Stated task.
The records below must be copied in full; omit the images.

····················

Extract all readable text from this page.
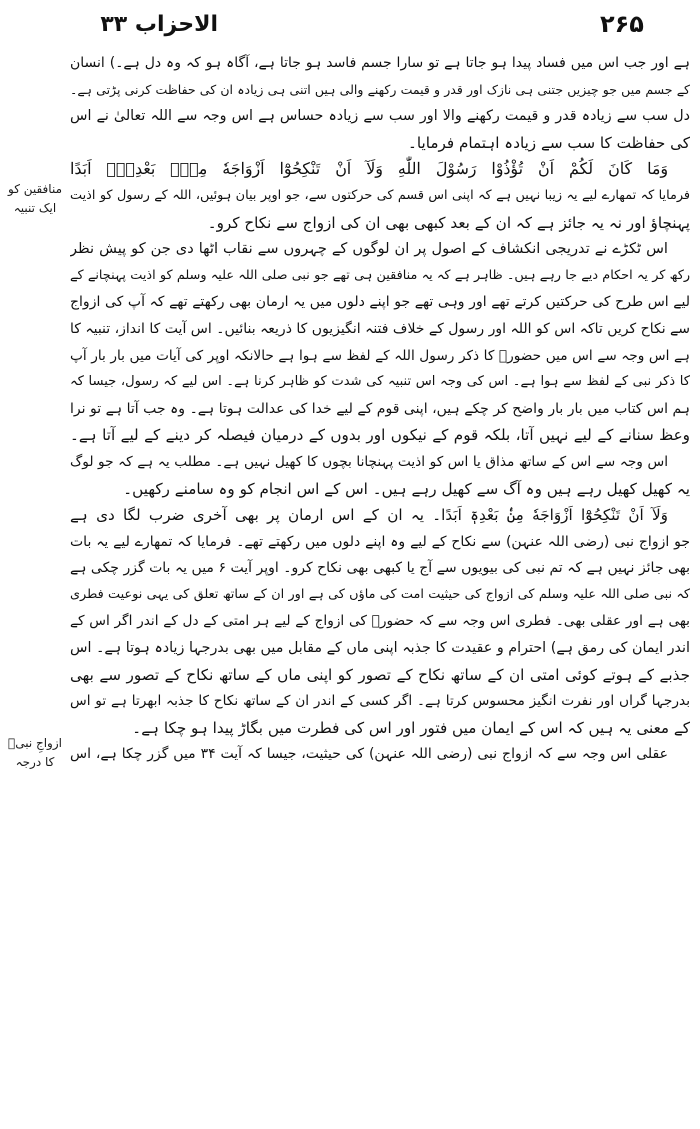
۲۶۵
الاحزاب ۳۳
منافقین کو
ایک تنبیہ
ازواجِ نبیؐ
کا درجہ
ہے اور جب اس میں فساد پیدا ہو جاتا ہے تو سارا جسم فاسد ہو جاتا ہے، آگاہ ہو کہ وہ دل ہے۔) انسان
کے جسم میں جو چیزیں جتنی ہی نازک اور قدر و قیمت رکھنے والی ہیں اتنی ہی زیادہ ان کی حفاظت کرنی پڑتی ہے۔
دل سب سے زیادہ قدر و قیمت رکھنے والا اور سب سے زیادہ حساس ہے اس وجہ سے اللہ تعالیٰ نے اس
کی حفاظت کا سب سے زیادہ اہتمام فرمایا۔
وَمَا كَانَ لَكُمْ اَنْ تُؤْذُوْا رَسُوْلَ اللّٰهِ وَلَآ اَنْ تَنْكِحُوْٓا اَزْوَاجَهٗ مِنْۢ بَعْدِهٖٓ اَبَدًا
فرمایا کہ تمھارے لیے یہ زیبا نہیں ہے کہ اپنی اس قسم کی حرکتوں سے، جو اوپر بیان ہوئیں، اللہ کے رسول کو اذیت
پہنچاؤ اور نہ یہ جائز ہے کہ ان کے بعد کبھی بھی ان کی ازواج سے نکاح کرو۔
اس ٹکڑے نے تدریجی انکشاف کے اصول پر ان لوگوں کے چہروں سے نقاب اٹھا دی جن کو پیش نظر
رکھ کر یہ احکام دیے جا رہے ہیں۔ ظاہر ہے کہ یہ منافقین ہی تھے جو نبی صلی اللہ علیہ وسلم کو اذیت پہنچانے کے
لیے اس طرح کی حرکتیں کرتے تھے اور وہی تھے جو اپنے دلوں میں یہ ارمان بھی رکھتے تھے کہ آپ کی ازواج
سے نکاح کریں تاکہ اس کو اللہ اور رسول کے خلاف فتنہ انگیزیوں کا ذریعہ بنائیں۔ اس آیت کا انداز، تنبیہ کا
ہے اس وجہ سے اس میں حضورؐ کا ذکر رسول اللہ کے لفظ سے ہوا ہے حالانکہ اوپر کی آیات میں بار بار آپ
کا ذکر نبی کے لفظ سے ہوا ہے۔ اس کی وجہ اس تنبیہ کی شدت کو ظاہر کرنا ہے۔ اس لیے کہ رسول، جیسا کہ
ہم اس کتاب میں بار بار واضح کر چکے ہیں، اپنی قوم کے لیے خدا کی عدالت ہوتا ہے۔ وہ جب آتا ہے تو نرا
وعظ سنانے کے لیے نہیں آتا، بلکہ قوم کے نیکوں اور بدوں کے درمیان فیصلہ کر دینے کے لیے آتا ہے۔
اس وجہ سے اس کے ساتھ مذاق یا اس کو اذیت پہنچانا بچوں کا کھیل نہیں ہے۔ مطلب یہ ہے کہ جو لوگ
یہ کھیل کھیل رہے ہیں وہ آگ سے کھیل رہے ہیں۔ اس کے اس انجام کو وہ سامنے رکھیں۔
وَلَآ اَنْ تَنْكِحُوْٓا اَزْوَاجَهٗ مِنْۢ بَعْدِهٖٓ اَبَدًا۔ یہ ان کے اس ارمان پر بھی آخری ضرب لگا دی ہے
جو ازواج نبی (رضی اللہ عنہن) سے نکاح کے لیے وہ اپنے دلوں میں رکھتے تھے۔ فرمایا کہ تمھارے لیے یہ بات
بھی جائز نہیں ہے کہ تم نبی کی بیویوں سے آج یا کبھی بھی نکاح کرو۔ اوپر آیت ۶ میں یہ بات گزر چکی ہے
کہ نبی صلی اللہ علیہ وسلم کی ازواج کی حیثیت امت کی ماؤں کی ہے اور ان کے ساتھ تعلق کی یہی نوعیت فطری
بھی ہے اور عقلی بھی۔ فطری اس وجہ سے کہ حضورؐ کی ازواج کے لیے ہر امتی کے دل کے اندر اگر اس کے
اندر ایمان کی رمق ہے) احترام و عقیدت کا جذبہ اپنی ماں کے مقابل میں بھی بدرجہا زیادہ ہوتا ہے۔ اس
جذبے کے ہوتے کوئی امتی ان کے ساتھ نکاح کے تصور کو اپنی ماں کے ساتھ نکاح کے تصور سے بھی
بدرجہا گراں اور نفرت انگیز محسوس کرتا ہے۔ اگر کسی کے اندر ان کے ساتھ نکاح کا جذبہ ابھرتا ہے تو اس
کے معنی یہ ہیں کہ اس کے ایمان میں فتور اور اس کی فطرت میں بگاڑ پیدا ہو چکا ہے۔
عقلی اس وجہ سے کہ ازواج نبی (رضی اللہ عنہن) کی حیثیت، جیسا کہ آیت ۳۴ میں گزر چکا ہے، اس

····················

Result of the task.
Extract all readable text from this page.
۲۶۵
الاحزاب ۳۳
منافقین کو
ایک تنبیہ
ازواجِ نبیؐ
کا درجہ
ہے اور جب اس میں فساد پیدا ہو جاتا ہے تو سارا جسم فاسد ہو جاتا ہے، آگاہ ہو کہ وہ دل ہے۔) انسان
کے جسم میں جو چیزیں جتنی ہی نازک اور قدر و قیمت رکھنے والی ہیں اتنی ہی زیادہ ان کی حفاظت کرنی پڑتی ہے۔
دل سب سے زیادہ قدر و قیمت رکھنے والا اور سب سے زیادہ حساس ہے اس وجہ سے اللہ تعالیٰ نے اس
کی حفاظت کا سب سے زیادہ اہتمام فرمایا۔
وَمَا كَانَ لَكُمْ اَنْ تُؤْذُوْا رَسُوْلَ اللّٰهِ وَلَآ اَنْ تَنْكِحُوْٓا اَزْوَاجَهٗ مِنْۢ بَعْدِهٖٓ اَبَدًا
فرمایا کہ تمھارے لیے یہ زیبا نہیں ہے کہ اپنی اس قسم کی حرکتوں سے، جو اوپر بیان ہوئیں، اللہ کے رسول کو اذیت
پہنچاؤ اور نہ یہ جائز ہے کہ ان کے بعد کبھی بھی ان کی ازواج سے نکاح کرو۔
اس ٹکڑے نے تدریجی انکشاف کے اصول پر ان لوگوں کے چہروں سے نقاب اٹھا دی جن کو پیش نظر
رکھ کر یہ احکام دیے جا رہے ہیں۔ ظاہر ہے کہ یہ منافقین ہی تھے جو نبی صلی اللہ علیہ وسلم کو اذیت پہنچانے کے
لیے اس طرح کی حرکتیں کرتے تھے اور وہی تھے جو اپنے دلوں میں یہ ارمان بھی رکھتے تھے کہ آپ کی ازواج
سے نکاح کریں تاکہ اس کو اللہ اور رسول کے خلاف فتنہ انگیزیوں کا ذریعہ بنائیں۔ اس آیت کا انداز، تنبیہ کا
ہے اس وجہ سے اس میں حضورؐ کا ذکر رسول اللہ کے لفظ سے ہوا ہے حالانکہ اوپر کی آیات میں بار بار آپ
کا ذکر نبی کے لفظ سے ہوا ہے۔ اس کی وجہ اس تنبیہ کی شدت کو ظاہر کرنا ہے۔ اس لیے کہ رسول، جیسا کہ
ہم اس کتاب میں بار بار واضح کر چکے ہیں، اپنی قوم کے لیے خدا کی عدالت ہوتا ہے۔ وہ جب آتا ہے تو نرا
وعظ سنانے کے لیے نہیں آتا، بلکہ قوم کے نیکوں اور بدوں کے درمیان فیصلہ کر دینے کے لیے آتا ہے۔
اس وجہ سے اس کے ساتھ مذاق یا اس کو اذیت پہنچانا بچوں کا کھیل نہیں ہے۔ مطلب یہ ہے کہ جو لوگ
یہ کھیل کھیل رہے ہیں وہ آگ سے کھیل رہے ہیں۔ اس کے اس انجام کو وہ سامنے رکھیں۔
وَلَآ اَنْ تَنْكِحُوْٓا اَزْوَاجَهٗ مِنْۢ بَعْدِهٖٓ اَبَدًا۔ یہ ان کے اس ارمان پر بھی آخری ضرب لگا دی ہے
جو ازواج نبی (رضی اللہ عنہن) سے نکاح کے لیے وہ اپنے دلوں میں رکھتے تھے۔ فرمایا کہ تمھارے لیے یہ بات
بھی جائز نہیں ہے کہ تم نبی کی بیویوں سے آج یا کبھی بھی نکاح کرو۔ اوپر آیت ۶ میں یہ بات گزر چکی ہے
کہ نبی صلی اللہ علیہ وسلم کی ازواج کی حیثیت امت کی ماؤں کی ہے اور ان کے ساتھ تعلق کی یہی نوعیت فطری
بھی ہے اور عقلی بھی۔ فطری اس وجہ سے کہ حضورؐ کی ازواج کے لیے ہر امتی کے دل کے اندر اگر اس کے
اندر ایمان کی رمق ہے) احترام و عقیدت کا جذبہ اپنی ماں کے مقابل میں بھی بدرجہا زیادہ ہوتا ہے۔ اس
جذبے کے ہوتے کوئی امتی ان کے ساتھ نکاح کے تصور کو اپنی ماں کے ساتھ نکاح کے تصور سے بھی
بدرجہا گراں اور نفرت انگیز محسوس کرتا ہے۔ اگر کسی کے اندر ان کے ساتھ نکاح کا جذبہ ابھرتا ہے تو اس
کے معنی یہ ہیں کہ اس کے ایمان میں فتور اور اس کی فطرت میں بگاڑ پیدا ہو چکا ہے۔
عقلی اس وجہ سے کہ ازواج نبی (رضی اللہ عنہن) کی حیثیت، جیسا کہ آیت ۳۴ میں گزر چکا ہے، اس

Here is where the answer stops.